• Exercise description
Pull out every line below that holds the word "ylabel".

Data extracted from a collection
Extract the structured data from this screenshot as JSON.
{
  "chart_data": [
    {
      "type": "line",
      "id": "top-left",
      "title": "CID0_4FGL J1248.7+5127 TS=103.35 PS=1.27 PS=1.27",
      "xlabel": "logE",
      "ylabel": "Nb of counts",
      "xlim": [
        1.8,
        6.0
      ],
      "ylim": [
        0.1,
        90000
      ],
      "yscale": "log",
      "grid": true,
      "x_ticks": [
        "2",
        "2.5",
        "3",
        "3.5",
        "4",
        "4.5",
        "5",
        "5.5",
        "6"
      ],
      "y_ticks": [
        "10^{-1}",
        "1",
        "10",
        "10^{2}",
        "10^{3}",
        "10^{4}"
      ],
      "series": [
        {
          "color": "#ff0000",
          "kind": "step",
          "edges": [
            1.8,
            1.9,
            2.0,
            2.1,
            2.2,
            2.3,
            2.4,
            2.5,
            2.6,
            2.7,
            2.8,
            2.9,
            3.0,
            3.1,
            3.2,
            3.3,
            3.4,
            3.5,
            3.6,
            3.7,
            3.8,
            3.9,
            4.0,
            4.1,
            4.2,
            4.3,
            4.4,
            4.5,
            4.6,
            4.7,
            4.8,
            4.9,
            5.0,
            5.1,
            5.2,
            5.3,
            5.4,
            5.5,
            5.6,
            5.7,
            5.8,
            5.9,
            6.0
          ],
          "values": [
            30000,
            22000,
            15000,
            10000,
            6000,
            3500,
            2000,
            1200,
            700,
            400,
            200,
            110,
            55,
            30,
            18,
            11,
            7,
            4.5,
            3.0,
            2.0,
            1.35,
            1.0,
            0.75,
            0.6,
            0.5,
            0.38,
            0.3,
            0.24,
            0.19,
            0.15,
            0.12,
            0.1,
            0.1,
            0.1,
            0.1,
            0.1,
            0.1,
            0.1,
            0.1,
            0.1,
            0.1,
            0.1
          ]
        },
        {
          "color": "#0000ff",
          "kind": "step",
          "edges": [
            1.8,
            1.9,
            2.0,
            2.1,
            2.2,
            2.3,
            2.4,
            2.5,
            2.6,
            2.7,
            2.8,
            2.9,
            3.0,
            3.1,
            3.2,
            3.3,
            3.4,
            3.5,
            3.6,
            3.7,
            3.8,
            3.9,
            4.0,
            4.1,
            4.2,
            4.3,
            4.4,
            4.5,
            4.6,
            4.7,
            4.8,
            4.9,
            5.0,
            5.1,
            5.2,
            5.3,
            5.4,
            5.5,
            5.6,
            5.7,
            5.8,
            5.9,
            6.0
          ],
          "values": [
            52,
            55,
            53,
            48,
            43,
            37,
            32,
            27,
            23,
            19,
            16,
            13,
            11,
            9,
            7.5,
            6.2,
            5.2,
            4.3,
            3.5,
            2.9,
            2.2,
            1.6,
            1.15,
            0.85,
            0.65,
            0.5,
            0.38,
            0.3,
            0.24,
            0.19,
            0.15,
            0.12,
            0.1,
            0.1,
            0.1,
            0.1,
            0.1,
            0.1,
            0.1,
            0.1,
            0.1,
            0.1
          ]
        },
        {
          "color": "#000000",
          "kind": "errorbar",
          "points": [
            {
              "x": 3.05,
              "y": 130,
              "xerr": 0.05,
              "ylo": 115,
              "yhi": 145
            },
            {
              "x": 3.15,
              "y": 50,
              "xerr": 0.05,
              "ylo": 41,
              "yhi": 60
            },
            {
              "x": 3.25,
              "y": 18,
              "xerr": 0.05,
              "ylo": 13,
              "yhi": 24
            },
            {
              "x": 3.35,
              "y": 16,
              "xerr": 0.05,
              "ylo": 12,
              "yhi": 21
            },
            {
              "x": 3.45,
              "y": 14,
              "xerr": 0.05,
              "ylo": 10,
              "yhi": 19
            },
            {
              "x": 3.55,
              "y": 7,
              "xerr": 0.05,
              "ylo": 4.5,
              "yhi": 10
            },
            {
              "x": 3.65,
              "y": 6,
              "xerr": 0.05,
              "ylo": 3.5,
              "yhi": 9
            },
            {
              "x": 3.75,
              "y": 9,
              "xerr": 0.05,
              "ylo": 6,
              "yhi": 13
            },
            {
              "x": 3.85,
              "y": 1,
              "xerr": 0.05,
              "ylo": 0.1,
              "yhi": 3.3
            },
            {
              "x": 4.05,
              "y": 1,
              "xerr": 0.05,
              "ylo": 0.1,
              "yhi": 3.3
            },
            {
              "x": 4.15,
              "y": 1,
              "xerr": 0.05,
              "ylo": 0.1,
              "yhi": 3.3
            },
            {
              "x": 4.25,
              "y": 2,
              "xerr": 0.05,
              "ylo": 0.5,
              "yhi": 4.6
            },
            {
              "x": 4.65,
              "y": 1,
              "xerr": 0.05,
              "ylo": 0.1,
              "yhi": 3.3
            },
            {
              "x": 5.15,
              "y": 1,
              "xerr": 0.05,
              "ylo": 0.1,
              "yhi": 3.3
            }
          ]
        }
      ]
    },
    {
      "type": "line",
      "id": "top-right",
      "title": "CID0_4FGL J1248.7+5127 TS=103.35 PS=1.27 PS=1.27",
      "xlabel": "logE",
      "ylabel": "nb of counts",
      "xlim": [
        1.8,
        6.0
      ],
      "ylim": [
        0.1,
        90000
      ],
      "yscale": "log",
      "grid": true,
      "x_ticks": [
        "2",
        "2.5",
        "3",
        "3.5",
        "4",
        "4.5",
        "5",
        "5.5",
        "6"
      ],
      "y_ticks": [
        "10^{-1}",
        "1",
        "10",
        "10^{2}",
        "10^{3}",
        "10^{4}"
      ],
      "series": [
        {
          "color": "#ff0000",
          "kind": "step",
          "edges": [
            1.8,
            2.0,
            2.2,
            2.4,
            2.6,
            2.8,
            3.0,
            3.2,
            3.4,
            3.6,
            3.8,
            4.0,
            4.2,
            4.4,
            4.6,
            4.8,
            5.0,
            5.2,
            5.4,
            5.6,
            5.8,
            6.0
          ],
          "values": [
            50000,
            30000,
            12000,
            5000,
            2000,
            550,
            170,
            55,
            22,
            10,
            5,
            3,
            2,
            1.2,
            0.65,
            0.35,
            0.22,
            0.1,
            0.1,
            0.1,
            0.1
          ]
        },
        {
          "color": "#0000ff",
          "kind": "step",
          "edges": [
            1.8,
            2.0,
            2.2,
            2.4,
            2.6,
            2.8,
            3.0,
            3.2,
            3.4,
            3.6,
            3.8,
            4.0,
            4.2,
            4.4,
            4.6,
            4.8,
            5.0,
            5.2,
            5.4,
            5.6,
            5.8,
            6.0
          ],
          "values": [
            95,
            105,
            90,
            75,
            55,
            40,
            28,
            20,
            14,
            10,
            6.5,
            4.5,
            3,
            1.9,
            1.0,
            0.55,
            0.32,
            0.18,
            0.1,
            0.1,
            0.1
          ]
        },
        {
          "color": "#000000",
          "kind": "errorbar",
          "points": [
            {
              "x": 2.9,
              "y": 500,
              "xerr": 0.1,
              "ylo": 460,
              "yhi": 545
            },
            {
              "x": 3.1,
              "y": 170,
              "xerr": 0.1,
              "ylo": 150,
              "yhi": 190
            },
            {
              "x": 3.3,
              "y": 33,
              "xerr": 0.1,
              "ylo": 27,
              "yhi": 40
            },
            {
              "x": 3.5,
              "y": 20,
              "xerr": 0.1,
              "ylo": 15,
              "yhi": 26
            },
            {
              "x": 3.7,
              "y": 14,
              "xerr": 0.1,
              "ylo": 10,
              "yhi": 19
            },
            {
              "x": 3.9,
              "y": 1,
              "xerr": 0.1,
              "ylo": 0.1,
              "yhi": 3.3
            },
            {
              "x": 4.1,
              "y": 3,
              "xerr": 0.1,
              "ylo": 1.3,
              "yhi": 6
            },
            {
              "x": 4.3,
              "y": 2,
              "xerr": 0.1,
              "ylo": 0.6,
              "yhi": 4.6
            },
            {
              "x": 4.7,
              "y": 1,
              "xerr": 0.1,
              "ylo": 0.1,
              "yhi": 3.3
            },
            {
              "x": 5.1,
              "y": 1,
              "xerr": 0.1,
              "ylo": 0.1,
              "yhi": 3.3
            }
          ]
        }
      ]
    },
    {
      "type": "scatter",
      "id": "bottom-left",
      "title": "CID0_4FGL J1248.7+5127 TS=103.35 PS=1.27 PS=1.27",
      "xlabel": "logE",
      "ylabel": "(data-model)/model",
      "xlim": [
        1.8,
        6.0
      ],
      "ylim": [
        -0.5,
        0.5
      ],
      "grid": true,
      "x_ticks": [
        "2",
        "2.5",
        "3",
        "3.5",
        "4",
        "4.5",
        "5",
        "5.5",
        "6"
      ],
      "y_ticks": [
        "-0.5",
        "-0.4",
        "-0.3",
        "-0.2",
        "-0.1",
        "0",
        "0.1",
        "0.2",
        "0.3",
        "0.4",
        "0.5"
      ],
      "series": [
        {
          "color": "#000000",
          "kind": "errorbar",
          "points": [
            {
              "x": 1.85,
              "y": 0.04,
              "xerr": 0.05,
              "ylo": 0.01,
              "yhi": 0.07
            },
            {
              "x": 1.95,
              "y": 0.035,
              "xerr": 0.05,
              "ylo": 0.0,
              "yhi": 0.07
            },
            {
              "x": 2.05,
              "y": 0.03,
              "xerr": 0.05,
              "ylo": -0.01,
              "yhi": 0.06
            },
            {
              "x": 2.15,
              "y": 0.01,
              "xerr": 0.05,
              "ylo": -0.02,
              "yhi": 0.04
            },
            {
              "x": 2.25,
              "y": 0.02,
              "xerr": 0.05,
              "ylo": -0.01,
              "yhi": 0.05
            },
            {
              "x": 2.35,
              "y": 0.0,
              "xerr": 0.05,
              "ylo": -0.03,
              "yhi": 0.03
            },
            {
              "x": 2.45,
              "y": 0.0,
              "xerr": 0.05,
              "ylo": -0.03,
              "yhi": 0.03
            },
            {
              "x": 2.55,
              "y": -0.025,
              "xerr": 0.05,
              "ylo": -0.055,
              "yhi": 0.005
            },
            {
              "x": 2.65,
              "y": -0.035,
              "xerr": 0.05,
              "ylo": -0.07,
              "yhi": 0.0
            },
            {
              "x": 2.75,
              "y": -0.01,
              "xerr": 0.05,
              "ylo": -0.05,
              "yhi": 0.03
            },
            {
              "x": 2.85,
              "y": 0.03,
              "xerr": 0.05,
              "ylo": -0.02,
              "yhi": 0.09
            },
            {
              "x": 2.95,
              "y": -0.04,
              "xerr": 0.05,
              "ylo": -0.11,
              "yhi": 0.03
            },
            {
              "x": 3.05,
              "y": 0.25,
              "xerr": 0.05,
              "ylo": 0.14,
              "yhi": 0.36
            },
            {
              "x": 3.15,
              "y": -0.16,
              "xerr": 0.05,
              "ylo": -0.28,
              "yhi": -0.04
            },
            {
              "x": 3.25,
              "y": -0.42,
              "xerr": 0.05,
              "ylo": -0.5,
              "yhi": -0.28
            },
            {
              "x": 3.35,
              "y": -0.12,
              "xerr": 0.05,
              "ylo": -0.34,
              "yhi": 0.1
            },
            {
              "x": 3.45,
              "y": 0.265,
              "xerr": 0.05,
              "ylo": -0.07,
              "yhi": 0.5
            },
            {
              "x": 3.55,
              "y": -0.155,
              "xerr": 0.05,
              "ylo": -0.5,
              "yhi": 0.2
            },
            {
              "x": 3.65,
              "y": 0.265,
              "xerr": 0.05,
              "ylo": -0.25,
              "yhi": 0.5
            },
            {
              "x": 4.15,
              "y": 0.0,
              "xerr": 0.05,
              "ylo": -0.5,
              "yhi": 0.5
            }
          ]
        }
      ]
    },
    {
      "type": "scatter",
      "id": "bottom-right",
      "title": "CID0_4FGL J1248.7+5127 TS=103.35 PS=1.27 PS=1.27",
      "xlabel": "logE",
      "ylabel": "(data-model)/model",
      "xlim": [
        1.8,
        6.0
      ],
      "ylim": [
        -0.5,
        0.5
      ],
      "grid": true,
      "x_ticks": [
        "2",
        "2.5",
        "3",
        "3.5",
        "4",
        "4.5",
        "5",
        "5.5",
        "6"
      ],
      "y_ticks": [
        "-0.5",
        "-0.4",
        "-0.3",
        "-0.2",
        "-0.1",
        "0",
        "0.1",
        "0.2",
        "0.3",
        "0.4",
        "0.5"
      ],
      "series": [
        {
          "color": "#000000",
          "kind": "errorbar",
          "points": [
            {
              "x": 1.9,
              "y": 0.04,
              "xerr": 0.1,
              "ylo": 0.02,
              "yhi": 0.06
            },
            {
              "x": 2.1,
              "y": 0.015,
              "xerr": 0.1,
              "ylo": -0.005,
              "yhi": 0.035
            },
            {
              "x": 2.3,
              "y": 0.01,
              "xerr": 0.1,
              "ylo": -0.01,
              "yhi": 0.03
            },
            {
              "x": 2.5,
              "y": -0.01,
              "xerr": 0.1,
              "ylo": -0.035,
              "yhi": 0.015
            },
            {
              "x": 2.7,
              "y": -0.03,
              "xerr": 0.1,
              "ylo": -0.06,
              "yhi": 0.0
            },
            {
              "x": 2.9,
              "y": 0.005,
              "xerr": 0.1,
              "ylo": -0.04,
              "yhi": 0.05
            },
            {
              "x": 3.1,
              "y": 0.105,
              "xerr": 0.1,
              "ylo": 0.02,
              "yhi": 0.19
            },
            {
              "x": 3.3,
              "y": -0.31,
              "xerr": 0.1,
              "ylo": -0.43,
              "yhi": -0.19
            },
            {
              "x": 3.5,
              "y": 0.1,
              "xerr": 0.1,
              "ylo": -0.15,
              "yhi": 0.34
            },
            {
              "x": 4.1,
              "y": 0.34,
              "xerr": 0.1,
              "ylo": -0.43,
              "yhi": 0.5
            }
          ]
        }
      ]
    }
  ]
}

• Complete output
      "ylabel": "Nb of counts",
      "ylabel": "nb of counts",
      "ylabel": "(data-model)/model",
      "ylabel": "(data-model)/model",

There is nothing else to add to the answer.